> Exercise material
○ ○ ○

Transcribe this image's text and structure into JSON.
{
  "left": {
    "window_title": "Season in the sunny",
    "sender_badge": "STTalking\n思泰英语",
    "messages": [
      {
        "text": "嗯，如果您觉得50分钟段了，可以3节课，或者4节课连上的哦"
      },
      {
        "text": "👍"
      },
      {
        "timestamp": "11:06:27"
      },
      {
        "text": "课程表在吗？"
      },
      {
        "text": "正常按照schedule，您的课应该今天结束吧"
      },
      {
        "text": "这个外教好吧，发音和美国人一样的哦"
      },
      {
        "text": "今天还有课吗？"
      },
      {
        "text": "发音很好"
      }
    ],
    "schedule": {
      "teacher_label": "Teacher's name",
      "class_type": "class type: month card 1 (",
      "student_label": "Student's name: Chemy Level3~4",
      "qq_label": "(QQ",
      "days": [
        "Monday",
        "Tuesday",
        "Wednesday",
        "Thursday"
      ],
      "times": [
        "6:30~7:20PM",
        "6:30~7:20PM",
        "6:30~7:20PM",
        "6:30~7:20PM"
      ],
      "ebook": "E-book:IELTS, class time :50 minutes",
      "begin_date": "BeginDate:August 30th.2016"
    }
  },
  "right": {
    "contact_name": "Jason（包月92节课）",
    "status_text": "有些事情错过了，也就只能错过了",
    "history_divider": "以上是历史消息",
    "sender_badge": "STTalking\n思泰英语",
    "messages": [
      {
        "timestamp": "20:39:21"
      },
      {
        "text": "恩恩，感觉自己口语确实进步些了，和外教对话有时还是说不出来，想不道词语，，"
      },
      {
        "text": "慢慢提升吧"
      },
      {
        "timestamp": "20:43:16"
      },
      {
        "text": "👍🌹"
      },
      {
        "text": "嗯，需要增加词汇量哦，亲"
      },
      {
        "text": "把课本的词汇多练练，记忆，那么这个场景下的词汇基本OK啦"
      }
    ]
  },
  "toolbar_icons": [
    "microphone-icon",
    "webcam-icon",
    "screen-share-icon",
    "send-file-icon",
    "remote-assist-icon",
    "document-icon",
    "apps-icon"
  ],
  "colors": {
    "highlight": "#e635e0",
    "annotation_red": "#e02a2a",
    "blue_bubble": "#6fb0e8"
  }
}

○ ○ ○

> What the exercise asks
Which lines above contain the word "timestamp"? Copy each of them.

> Written solution
        "timestamp": "11:06:27"
        "timestamp": "20:39:21"
        "timestamp": "20:43:16"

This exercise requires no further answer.